--- Source ---

Just for the record, RAID 10 is not RAID 0+1.  On RAID 10, you mirror the 
drives and then stripe the mirrors. On RAID 0+1, you stripe the drives and 
mirror the stripes.  I think this is correct, but I may have it 
reversed.  These are both similar in cost and redundancy, but they are not 
the same.

Dennis Depp

At 03:22 PM 2/4/2002 -0500, Ed Esgro wrote:
>Yes I was referring to RAID 10, which is just RAID 0+1. Although, I honestly
>do not believe that RAID 5 is faster then 0 or 1 because the writing only
>hits one drive, the other drives mirror off of that write in the background,
>(a good controller would do most of the work). RAID 5, must write partially
>to each individual drive and then write parity to each individual drive.
>Much more writing, hence less speed.
>
>-----Original Message-----
>From: Szlucha, Chris [mailto:[EMAIL PROTECTED]]
>Sent: Monday, February 04, 2002 3:06 PM
>To: NT 2000 Discussions
>Subject: RE: SQL Server and RAID Levels
>
>Forgive me if I'm wrong, but Ed wasn't saying to use both RAID 0 and RAID 1,
>but rather what is sometimes called RAID 10, or more properly RAID 0+1.   It
>is a mirrored RAID setup.  Speed and redundancy, but it's the most costly of
>the bunch.
>
>And your statement about it being faster on RAID 0 or 1 is incorrect.  RAID
>5 is faster, as the write job is split up across the drives and each drive
>writes it's own piece of data at the same time as the others.
>
>-Chris
>
>-----Original Message-----
>From: Paul Timmerman [mailto:[EMAIL PROTECTED]]
>Sent: Monday, February 04, 2002 3:00 PM
>To: NT 2000 Discussions
>Subject: RE: SQL Server and RAID Levels
>
>It would all depend on the importance and size of the data.  If there is
>going to be a large amount of data I would stick with thye RAID 5 for
>overall redundancy.  In this case, I would recommend using 15K rpm drives if
>
>that is monetarily feasable.  Yes, writing is a lot faster on RAID 0 or 1,
>but does this meet your redundancy needs?

--- Provided information ---

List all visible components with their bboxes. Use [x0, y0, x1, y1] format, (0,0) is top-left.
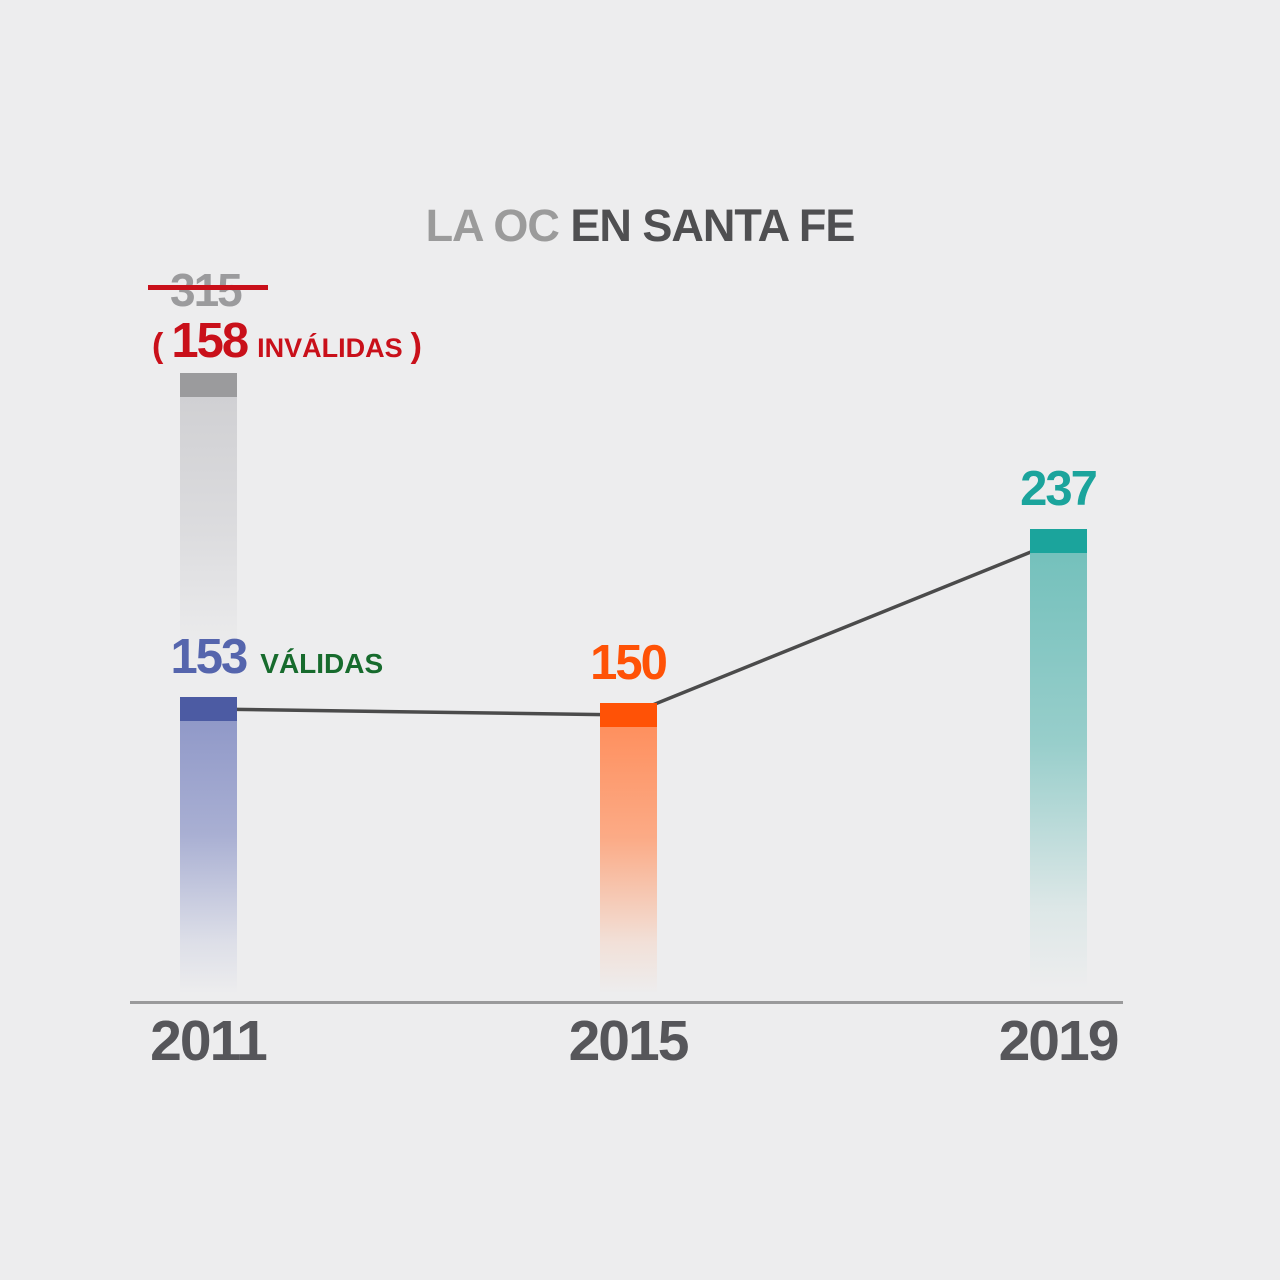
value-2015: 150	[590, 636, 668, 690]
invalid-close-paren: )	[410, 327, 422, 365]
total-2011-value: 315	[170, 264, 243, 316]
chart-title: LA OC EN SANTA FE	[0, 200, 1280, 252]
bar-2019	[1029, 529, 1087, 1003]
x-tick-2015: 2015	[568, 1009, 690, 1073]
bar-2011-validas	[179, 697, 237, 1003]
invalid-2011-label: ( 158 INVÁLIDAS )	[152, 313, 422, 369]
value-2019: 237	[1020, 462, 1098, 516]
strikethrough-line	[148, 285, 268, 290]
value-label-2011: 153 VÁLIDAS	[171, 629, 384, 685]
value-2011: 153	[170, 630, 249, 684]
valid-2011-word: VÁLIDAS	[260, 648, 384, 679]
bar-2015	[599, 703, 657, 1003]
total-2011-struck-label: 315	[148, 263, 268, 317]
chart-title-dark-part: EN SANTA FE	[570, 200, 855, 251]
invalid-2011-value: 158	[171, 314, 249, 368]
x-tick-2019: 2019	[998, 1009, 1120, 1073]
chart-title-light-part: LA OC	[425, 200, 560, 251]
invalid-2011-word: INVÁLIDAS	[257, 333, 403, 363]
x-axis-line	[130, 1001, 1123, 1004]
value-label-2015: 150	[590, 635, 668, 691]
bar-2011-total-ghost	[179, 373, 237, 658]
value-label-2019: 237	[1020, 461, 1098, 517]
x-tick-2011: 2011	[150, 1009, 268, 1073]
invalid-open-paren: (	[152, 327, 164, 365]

---

- **What to produce**: In the RAID email thread, why does Ed Esgro doubt that RAID 5 is faster than RAID 0 or 1? Answer in one to three sentences. The items are separate material, unrelated to the RAID email thread.

- **Solution for this exercise**: With RAID 0 or 1, he says, a write hits only one drive, and the other drives mirror that write in the background. RAID 5, by contrast, must write partially to each drive and then write parity to each drive. That means much more writing and therefore less speed.